* **What you need to do**: Can you quote exactly the stretch of lines from the one with "Extract the structured" through the final line of the material, both ends included?

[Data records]
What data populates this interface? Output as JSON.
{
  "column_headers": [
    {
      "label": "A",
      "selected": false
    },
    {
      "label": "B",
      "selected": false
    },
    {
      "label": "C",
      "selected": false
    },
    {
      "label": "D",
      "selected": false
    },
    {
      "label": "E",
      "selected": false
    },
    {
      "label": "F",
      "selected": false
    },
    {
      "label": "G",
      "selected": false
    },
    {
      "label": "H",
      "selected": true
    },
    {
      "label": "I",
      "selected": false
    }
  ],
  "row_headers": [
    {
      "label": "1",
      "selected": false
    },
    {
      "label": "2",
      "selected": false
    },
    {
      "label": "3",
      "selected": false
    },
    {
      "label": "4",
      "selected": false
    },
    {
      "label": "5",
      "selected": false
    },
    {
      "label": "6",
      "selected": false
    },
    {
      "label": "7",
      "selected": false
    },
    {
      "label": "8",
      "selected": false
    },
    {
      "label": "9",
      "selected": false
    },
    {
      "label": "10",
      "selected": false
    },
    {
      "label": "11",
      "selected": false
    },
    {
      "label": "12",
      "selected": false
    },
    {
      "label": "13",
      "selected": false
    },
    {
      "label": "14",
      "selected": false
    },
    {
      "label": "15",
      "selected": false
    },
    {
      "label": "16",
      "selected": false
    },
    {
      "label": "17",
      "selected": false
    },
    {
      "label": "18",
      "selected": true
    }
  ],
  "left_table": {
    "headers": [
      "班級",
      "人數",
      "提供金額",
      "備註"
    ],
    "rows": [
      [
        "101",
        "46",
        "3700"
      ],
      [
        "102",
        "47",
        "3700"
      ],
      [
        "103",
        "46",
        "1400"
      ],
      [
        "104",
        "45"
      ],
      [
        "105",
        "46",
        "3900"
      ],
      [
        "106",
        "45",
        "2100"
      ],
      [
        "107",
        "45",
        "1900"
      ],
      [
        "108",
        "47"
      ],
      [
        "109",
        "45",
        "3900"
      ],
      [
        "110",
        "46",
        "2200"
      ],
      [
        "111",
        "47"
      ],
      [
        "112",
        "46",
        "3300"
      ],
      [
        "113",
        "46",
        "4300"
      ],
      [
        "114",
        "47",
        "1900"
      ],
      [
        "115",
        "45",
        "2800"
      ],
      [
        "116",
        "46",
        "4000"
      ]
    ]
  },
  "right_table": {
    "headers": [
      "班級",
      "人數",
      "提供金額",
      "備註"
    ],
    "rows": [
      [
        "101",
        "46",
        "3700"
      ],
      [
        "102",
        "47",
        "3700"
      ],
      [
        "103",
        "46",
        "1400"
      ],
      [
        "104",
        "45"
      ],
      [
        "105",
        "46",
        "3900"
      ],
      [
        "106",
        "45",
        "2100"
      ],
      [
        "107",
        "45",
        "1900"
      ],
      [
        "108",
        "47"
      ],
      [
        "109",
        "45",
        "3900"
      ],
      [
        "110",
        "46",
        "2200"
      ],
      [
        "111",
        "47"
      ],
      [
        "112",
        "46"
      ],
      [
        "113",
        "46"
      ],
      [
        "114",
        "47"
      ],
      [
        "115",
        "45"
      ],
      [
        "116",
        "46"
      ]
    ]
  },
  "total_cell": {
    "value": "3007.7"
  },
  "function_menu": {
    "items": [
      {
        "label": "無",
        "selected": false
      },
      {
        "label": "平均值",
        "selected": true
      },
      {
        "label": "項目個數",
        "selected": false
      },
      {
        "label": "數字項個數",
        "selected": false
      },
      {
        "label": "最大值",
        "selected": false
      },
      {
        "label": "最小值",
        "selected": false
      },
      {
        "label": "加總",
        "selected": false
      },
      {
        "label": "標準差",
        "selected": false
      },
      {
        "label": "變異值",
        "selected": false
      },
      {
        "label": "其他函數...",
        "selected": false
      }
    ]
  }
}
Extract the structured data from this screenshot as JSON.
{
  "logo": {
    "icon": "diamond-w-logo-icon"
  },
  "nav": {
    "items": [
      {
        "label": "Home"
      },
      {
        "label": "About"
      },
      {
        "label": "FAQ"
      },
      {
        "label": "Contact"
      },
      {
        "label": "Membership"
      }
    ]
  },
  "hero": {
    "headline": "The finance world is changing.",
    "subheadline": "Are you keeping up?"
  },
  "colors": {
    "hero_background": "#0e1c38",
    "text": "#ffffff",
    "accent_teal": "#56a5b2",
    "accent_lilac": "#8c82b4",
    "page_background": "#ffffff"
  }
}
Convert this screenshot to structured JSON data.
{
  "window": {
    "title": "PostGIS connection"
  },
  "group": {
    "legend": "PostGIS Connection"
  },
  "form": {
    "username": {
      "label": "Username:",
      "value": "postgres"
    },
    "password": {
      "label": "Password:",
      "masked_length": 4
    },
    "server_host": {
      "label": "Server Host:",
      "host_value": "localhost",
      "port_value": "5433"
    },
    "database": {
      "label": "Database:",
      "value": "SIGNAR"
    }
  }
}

* **Response to this exercise**:
Extract the structured data from this screenshot as JSON.
{
  "logo": {
    "icon": "diamond-w-logo-icon"
  },
  "nav": {
    "items": [
      {
        "label": "Home"
      },
      {
        "label": "About"
      },
      {
        "label": "FAQ"
      },
      {
        "label": "Contact"
      },
      {
        "label": "Membership"
      }
    ]
  },
  "hero": {
    "headline": "The finance world is changing.",
    "subheadline": "Are you keeping up?"
  },
  "colors": {
    "hero_background": "#0e1c38",
    "text": "#ffffff",
    "accent_teal": "#56a5b2",
    "accent_lilac": "#8c82b4",
    "page_background": "#ffffff"
  }
}
Convert this screenshot to structured JSON data.
{
  "window": {
    "title": "PostGIS connection"
  },
  "group": {
    "legend": "PostGIS Connection"
  },
  "form": {
    "username": {
      "label": "Username:",
      "value": "postgres"
    },
    "password": {
      "label": "Password:",
      "masked_length": 4
    },
    "server_host": {
      "label": "Server Host:",
      "host_value": "localhost",
      "port_value": "5433"
    },
    "database": {
      "label": "Database:",
      "value": "SIGNAR"
    }
  }
}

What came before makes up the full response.